[Part of a data file]

++++++++

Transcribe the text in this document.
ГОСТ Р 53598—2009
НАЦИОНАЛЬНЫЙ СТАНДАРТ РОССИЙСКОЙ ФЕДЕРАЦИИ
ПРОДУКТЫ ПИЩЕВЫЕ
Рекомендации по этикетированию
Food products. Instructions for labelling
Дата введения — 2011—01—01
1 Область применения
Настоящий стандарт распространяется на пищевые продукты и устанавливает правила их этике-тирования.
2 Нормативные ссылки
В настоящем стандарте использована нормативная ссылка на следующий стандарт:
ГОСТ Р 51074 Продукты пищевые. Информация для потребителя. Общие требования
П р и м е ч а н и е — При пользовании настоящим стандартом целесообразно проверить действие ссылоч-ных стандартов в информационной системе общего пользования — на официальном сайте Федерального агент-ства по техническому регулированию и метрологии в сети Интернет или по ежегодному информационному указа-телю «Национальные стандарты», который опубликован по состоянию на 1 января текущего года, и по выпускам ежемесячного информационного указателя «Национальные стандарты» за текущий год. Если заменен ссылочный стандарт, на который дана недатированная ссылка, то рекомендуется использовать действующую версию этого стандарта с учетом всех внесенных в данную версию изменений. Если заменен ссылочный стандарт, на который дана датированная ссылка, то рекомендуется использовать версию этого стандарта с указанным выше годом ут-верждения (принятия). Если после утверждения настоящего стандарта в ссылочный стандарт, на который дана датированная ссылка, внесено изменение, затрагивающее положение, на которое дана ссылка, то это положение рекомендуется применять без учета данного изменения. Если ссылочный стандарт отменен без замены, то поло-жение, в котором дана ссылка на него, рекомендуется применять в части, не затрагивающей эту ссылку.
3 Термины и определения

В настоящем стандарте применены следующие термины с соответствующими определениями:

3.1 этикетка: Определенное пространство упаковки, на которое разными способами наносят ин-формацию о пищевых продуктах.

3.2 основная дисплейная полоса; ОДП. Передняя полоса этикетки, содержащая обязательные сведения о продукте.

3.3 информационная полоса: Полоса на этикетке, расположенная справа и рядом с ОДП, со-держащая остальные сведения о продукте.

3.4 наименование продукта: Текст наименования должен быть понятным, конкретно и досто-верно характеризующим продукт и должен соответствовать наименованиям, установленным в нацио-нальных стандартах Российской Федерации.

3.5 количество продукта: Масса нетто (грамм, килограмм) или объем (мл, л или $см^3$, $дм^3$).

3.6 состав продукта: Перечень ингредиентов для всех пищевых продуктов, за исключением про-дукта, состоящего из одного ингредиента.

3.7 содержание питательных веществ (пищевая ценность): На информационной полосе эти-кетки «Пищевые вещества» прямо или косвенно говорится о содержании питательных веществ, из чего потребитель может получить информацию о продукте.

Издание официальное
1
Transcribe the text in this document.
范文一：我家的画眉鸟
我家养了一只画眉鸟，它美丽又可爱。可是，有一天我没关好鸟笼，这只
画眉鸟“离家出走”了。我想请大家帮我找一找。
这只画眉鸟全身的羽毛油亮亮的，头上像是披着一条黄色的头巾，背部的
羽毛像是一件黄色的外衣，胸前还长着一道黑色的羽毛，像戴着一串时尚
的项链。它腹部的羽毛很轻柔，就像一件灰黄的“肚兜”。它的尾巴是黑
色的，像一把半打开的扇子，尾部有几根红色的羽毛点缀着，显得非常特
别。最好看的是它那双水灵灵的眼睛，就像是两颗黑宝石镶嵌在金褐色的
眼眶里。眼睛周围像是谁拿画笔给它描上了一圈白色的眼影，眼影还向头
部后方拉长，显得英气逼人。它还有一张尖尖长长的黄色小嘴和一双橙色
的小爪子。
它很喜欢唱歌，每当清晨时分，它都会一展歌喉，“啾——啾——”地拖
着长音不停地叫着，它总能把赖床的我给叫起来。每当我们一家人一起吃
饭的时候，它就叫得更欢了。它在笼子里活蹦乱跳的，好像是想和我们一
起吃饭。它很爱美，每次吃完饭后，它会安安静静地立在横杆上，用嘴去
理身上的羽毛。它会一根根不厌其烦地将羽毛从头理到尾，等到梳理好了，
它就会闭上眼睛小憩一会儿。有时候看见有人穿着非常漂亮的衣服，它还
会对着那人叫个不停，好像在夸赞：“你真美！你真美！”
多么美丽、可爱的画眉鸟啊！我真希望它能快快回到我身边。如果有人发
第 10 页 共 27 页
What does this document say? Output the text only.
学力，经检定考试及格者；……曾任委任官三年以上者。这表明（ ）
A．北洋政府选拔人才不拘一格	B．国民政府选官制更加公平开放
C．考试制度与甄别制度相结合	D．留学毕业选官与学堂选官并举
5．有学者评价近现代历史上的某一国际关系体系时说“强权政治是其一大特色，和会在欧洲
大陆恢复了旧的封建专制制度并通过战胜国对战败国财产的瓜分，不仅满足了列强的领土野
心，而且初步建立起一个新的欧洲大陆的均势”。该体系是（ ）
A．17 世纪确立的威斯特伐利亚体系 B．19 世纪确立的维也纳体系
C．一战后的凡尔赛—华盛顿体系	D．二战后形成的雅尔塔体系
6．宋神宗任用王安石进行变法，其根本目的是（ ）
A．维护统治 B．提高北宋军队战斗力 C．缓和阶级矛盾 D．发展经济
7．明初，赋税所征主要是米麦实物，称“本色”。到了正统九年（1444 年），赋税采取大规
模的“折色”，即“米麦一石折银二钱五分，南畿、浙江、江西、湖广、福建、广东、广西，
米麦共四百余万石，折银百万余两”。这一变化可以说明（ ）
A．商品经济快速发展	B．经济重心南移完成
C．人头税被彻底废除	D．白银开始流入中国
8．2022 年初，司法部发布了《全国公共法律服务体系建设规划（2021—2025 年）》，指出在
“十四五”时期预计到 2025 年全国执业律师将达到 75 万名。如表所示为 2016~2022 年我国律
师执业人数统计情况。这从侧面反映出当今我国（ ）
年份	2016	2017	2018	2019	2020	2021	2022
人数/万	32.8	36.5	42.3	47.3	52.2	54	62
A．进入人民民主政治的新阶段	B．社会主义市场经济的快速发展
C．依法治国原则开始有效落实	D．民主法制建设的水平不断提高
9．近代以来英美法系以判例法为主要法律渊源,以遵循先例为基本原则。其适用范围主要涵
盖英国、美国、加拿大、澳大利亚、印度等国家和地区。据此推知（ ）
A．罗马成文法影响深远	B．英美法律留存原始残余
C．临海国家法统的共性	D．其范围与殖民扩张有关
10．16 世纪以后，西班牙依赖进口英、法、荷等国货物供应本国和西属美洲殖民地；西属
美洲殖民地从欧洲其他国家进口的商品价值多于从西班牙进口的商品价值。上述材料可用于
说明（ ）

++++++++

• DIRECTIVE: Write the data back out verbatim.

• SOLVED PROBLEM:
Transcribe the text in this document.
ГОСТ Р 53598—2009
НАЦИОНАЛЬНЫЙ СТАНДАРТ РОССИЙСКОЙ ФЕДЕРАЦИИ
ПРОДУКТЫ ПИЩЕВЫЕ
Рекомендации по этикетированию
Food products. Instructions for labelling
Дата введения — 2011—01—01
1 Область применения
Настоящий стандарт распространяется на пищевые продукты и устанавливает правила их этике-тирования.
2 Нормативные ссылки
В настоящем стандарте использована нормативная ссылка на следующий стандарт:
ГОСТ Р 51074 Продукты пищевые. Информация для потребителя. Общие требования
П р и м е ч а н и е — При пользовании настоящим стандартом целесообразно проверить действие ссылоч-ных стандартов в информационной системе общего пользования — на официальном сайте Федерального агент-ства по техническому регулированию и метрологии в сети Интернет или по ежегодному информационному указа-телю «Национальные стандарты», который опубликован по состоянию на 1 января текущего года, и по выпускам ежемесячного информационного указателя «Национальные стандарты» за текущий год. Если заменен ссылочный стандарт, на который дана недатированная ссылка, то рекомендуется использовать действующую версию этого стандарта с учетом всех внесенных в данную версию изменений. Если заменен ссылочный стандарт, на который дана датированная ссылка, то рекомендуется использовать версию этого стандарта с указанным выше годом ут-верждения (принятия). Если после утверждения настоящего стандарта в ссылочный стандарт, на который дана датированная ссылка, внесено изменение, затрагивающее положение, на которое дана ссылка, то это положение рекомендуется применять без учета данного изменения. Если ссылочный стандарт отменен без замены, то поло-жение, в котором дана ссылка на него, рекомендуется применять в части, не затрагивающей эту ссылку.
3 Термины и определения

В настоящем стандарте применены следующие термины с соответствующими определениями:

3.1 этикетка: Определенное пространство упаковки, на которое разными способами наносят ин-формацию о пищевых продуктах.

3.2 основная дисплейная полоса; ОДП. Передняя полоса этикетки, содержащая обязательные сведения о продукте.

3.3 информационная полоса: Полоса на этикетке, расположенная справа и рядом с ОДП, со-держащая остальные сведения о продукте.

3.4 наименование продукта: Текст наименования должен быть понятным, конкретно и досто-верно характеризующим продукт и должен соответствовать наименованиям, установленным в нацио-нальных стандартах Российской Федерации.

3.5 количество продукта: Масса нетто (грамм, килограмм) или объем (мл, л или $см^3$, $дм^3$).

3.6 состав продукта: Перечень ингредиентов для всех пищевых продуктов, за исключением про-дукта, состоящего из одного ингредиента.

3.7 содержание питательных веществ (пищевая ценность): На информационной полосе эти-кетки «Пищевые вещества» прямо или косвенно говорится о содержании питательных веществ, из чего потребитель может получить информацию о продукте.

Издание официальное
1
Transcribe the text in this document.
范文一：我家的画眉鸟
我家养了一只画眉鸟，它美丽又可爱。可是，有一天我没关好鸟笼，这只
画眉鸟“离家出走”了。我想请大家帮我找一找。
这只画眉鸟全身的羽毛油亮亮的，头上像是披着一条黄色的头巾，背部的
羽毛像是一件黄色的外衣，胸前还长着一道黑色的羽毛，像戴着一串时尚
的项链。它腹部的羽毛很轻柔，就像一件灰黄的“肚兜”。它的尾巴是黑
色的，像一把半打开的扇子，尾部有几根红色的羽毛点缀着，显得非常特
别。最好看的是它那双水灵灵的眼睛，就像是两颗黑宝石镶嵌在金褐色的
眼眶里。眼睛周围像是谁拿画笔给它描上了一圈白色的眼影，眼影还向头
部后方拉长，显得英气逼人。它还有一张尖尖长长的黄色小嘴和一双橙色
的小爪子。
它很喜欢唱歌，每当清晨时分，它都会一展歌喉，“啾——啾——”地拖
着长音不停地叫着，它总能把赖床的我给叫起来。每当我们一家人一起吃
饭的时候，它就叫得更欢了。它在笼子里活蹦乱跳的，好像是想和我们一
起吃饭。它很爱美，每次吃完饭后，它会安安静静地立在横杆上，用嘴去
理身上的羽毛。它会一根根不厌其烦地将羽毛从头理到尾，等到梳理好了，
它就会闭上眼睛小憩一会儿。有时候看见有人穿着非常漂亮的衣服，它还
会对着那人叫个不停，好像在夸赞：“你真美！你真美！”
多么美丽、可爱的画眉鸟啊！我真希望它能快快回到我身边。如果有人发
第 10 页 共 27 页
What does this document say? Output the text only.
学力，经检定考试及格者；……曾任委任官三年以上者。这表明（ ）
A．北洋政府选拔人才不拘一格	B．国民政府选官制更加公平开放
C．考试制度与甄别制度相结合	D．留学毕业选官与学堂选官并举
5．有学者评价近现代历史上的某一国际关系体系时说“强权政治是其一大特色，和会在欧洲
大陆恢复了旧的封建专制制度并通过战胜国对战败国财产的瓜分，不仅满足了列强的领土野
心，而且初步建立起一个新的欧洲大陆的均势”。该体系是（ ）
A．17 世纪确立的威斯特伐利亚体系 B．19 世纪确立的维也纳体系
C．一战后的凡尔赛—华盛顿体系	D．二战后形成的雅尔塔体系
6．宋神宗任用王安石进行变法，其根本目的是（ ）
A．维护统治 B．提高北宋军队战斗力 C．缓和阶级矛盾 D．发展经济
7．明初，赋税所征主要是米麦实物，称“本色”。到了正统九年（1444 年），赋税采取大规
模的“折色”，即“米麦一石折银二钱五分，南畿、浙江、江西、湖广、福建、广东、广西，
米麦共四百余万石，折银百万余两”。这一变化可以说明（ ）
A．商品经济快速发展	B．经济重心南移完成
C．人头税被彻底废除	D．白银开始流入中国
8．2022 年初，司法部发布了《全国公共法律服务体系建设规划（2021—2025 年）》，指出在
“十四五”时期预计到 2025 年全国执业律师将达到 75 万名。如表所示为 2016~2022 年我国律
师执业人数统计情况。这从侧面反映出当今我国（ ）
年份	2016	2017	2018	2019	2020	2021	2022
人数/万	32.8	36.5	42.3	47.3	52.2	54	62
A．进入人民民主政治的新阶段	B．社会主义市场经济的快速发展
C．依法治国原则开始有效落实	D．民主法制建设的水平不断提高
9．近代以来英美法系以判例法为主要法律渊源,以遵循先例为基本原则。其适用范围主要涵
盖英国、美国、加拿大、澳大利亚、印度等国家和地区。据此推知（ ）
A．罗马成文法影响深远	B．英美法律留存原始残余
C．临海国家法统的共性	D．其范围与殖民扩张有关
10．16 世纪以后，西班牙依赖进口英、法、荷等国货物供应本国和西属美洲殖民地；西属
美洲殖民地从欧洲其他国家进口的商品价值多于从西班牙进口的商品价值。上述材料可用于
说明（ ）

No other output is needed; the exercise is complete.